Acknowledging the costly inconsistencies, city officials recently joined dozens of suburbs and downstate towns in decriminalizing the possession of small amounts of pot. Meanwhile, federal law enforcement officials are focused on breaking up the often-violent criminal networks that supply area marijuana. At the top of the feds' list is the Mexico-based Sinaloa cartel, which—in a story that's commonly cited as evidence of the operation's reach—was found four years ago to be cultivating about 10,000 plants deep in a national forest in northern Wisconsin.
The thing is, the weed is going to come from somewhere—and nobody wants to get it from violent drug gangs. All of which raises an interesting question: What is a just way to deal with someone knowingly breaking the law by attempting to peaceably grow the marijuana that millions of ordinary and otherwise law-abiding people regularly consume?
In that context, it seems a bit surprising that the Cook County sheriff's department has in recent years poured resources into targeting a different kind of marijuana source than the gangs and cartels under investigation by the feds: grow houses.
Investigations of this kind are laborious, relying on stakeouts, surveillance, subpoenas, and search warrants, followed by dramatic arrests, colorful press releases, and photographs that make the news. The sheriff's police have even extended their investigations beyond the Cook County limits, to Romeoville, in Will County, and Chesterton, in northwest Indiana.
A grow-house operation "is in fact a criminal network," says Frank Bilecki, a spokesman for Cook County sheriff Tom Dart. "What is the impact on the neighborhood when this type of operation is targeted by the competition? These houses are frequently located in residential neighborhoods."
But while some of the busts have nabbed dealers with lengthy criminal records and caches of guns, others have netted nothing but cannabis plants—a product that millions of Americans believe is OK to buy and consume, though they have nowhere to go for it but black markets.
Ten weeks after the discovery of the pot leaf, on February 18, 2010, Donovan got a warrant to search the presumed grow house on South Exchange. The next day he and a team from the sheriff's police department broke in through the back door and found the house empty. The kitchen had been partially torn out, but great care had been put into setting up the basement, where Donovan found nearly 200 cannabis plants, with an estimated street value of more than $200,000. The plants, about a month from budding, sat under lights hung from motorized tracks and were tended to by a timer-based watering system. A humidifier, fan, and four-foot filter also had been installed, apparently to remove the pungent smell.

◆ Bounding box annotations ◆
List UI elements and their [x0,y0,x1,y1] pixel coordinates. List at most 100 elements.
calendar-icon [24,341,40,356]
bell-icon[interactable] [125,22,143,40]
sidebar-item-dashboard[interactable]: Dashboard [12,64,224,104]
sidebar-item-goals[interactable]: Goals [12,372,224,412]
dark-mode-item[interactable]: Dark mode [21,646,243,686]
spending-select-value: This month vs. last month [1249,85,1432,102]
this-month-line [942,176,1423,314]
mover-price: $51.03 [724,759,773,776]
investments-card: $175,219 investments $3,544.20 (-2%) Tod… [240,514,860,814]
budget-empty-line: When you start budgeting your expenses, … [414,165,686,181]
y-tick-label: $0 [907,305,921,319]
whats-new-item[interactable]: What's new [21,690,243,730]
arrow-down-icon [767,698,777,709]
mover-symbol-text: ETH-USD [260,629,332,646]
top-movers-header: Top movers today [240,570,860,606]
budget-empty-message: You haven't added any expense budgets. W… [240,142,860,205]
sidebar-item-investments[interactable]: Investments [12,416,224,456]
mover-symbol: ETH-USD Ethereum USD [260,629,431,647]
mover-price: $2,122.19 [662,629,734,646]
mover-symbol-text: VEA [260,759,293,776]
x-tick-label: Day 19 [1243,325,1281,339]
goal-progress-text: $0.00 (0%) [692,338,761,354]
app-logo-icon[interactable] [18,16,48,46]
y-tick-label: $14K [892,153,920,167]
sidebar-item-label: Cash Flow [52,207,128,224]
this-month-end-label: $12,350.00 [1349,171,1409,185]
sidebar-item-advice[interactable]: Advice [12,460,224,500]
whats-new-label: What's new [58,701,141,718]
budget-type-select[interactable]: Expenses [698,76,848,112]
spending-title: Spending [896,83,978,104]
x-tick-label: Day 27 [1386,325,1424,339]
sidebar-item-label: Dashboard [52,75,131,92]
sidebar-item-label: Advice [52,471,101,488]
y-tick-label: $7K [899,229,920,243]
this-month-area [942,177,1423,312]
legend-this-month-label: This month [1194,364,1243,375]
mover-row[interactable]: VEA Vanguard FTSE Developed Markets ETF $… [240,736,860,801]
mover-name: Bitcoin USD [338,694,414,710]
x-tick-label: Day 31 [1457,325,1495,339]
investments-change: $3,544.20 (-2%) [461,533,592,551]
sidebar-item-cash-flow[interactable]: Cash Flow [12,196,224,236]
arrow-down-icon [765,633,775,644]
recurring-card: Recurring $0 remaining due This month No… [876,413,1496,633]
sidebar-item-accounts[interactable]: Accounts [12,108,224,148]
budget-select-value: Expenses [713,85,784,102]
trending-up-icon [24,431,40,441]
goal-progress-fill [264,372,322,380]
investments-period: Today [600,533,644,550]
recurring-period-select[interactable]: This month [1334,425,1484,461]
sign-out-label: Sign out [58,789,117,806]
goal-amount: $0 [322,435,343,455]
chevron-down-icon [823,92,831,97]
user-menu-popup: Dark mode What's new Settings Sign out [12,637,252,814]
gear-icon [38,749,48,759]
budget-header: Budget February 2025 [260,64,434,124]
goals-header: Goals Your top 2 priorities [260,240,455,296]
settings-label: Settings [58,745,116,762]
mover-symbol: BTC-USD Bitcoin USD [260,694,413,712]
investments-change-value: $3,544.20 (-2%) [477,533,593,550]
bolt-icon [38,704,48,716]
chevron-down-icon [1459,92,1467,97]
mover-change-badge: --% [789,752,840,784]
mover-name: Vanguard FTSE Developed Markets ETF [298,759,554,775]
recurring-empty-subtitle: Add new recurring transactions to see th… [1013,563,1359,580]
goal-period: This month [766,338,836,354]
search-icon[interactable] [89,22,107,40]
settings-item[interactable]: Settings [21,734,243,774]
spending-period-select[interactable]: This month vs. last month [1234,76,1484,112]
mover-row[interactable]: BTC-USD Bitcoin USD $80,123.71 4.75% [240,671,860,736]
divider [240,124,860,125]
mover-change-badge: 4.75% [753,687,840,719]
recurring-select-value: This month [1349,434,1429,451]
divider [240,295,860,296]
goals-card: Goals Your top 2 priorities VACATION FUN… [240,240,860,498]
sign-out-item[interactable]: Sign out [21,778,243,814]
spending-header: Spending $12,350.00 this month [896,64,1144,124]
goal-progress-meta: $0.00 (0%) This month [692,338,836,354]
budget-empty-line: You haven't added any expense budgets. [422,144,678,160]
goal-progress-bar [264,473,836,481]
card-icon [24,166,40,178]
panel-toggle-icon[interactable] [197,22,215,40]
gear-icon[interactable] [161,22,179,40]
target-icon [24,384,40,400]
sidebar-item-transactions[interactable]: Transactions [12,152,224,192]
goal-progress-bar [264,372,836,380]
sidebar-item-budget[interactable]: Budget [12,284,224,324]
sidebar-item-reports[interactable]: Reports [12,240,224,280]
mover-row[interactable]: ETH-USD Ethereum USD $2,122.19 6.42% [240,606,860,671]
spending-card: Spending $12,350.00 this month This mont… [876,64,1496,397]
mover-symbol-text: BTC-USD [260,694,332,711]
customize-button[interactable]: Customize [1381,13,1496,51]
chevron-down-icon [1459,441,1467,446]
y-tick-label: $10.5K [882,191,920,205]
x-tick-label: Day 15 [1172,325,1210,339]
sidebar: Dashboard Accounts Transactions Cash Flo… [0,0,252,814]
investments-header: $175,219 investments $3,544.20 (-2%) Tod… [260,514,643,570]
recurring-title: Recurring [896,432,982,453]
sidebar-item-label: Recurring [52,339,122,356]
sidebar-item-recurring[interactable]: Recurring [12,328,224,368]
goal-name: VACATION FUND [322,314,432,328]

◆ Your tasks ◆
• 1. Translate this sentence from the article on grow houses into Spanish: "These houses are frequently located in residential neighborhoods."
• 2. Write out the part of the article on grow houses starting at "A grow-house operation" and ending at "but black markets.", word for word.

◆ Answers below ◆
• 1. Estas casas se encuentran con frecuencia en barrios residenciales.

• 2.
A grow-house operation "is in fact a criminal network," says Frank Bilecki, a spokesman for Cook County sheriff Tom Dart. "What is the impact on the neighborhood when this type of operation is targeted by the competition? These houses are frequently located in residential neighborhoods."
But while some of the busts have nabbed dealers with lengthy criminal records and caches of guns, others have netted nothing but cannabis plants—a product that millions of Americans believe is OK to buy and consume, though they have nowhere to go for it but black markets.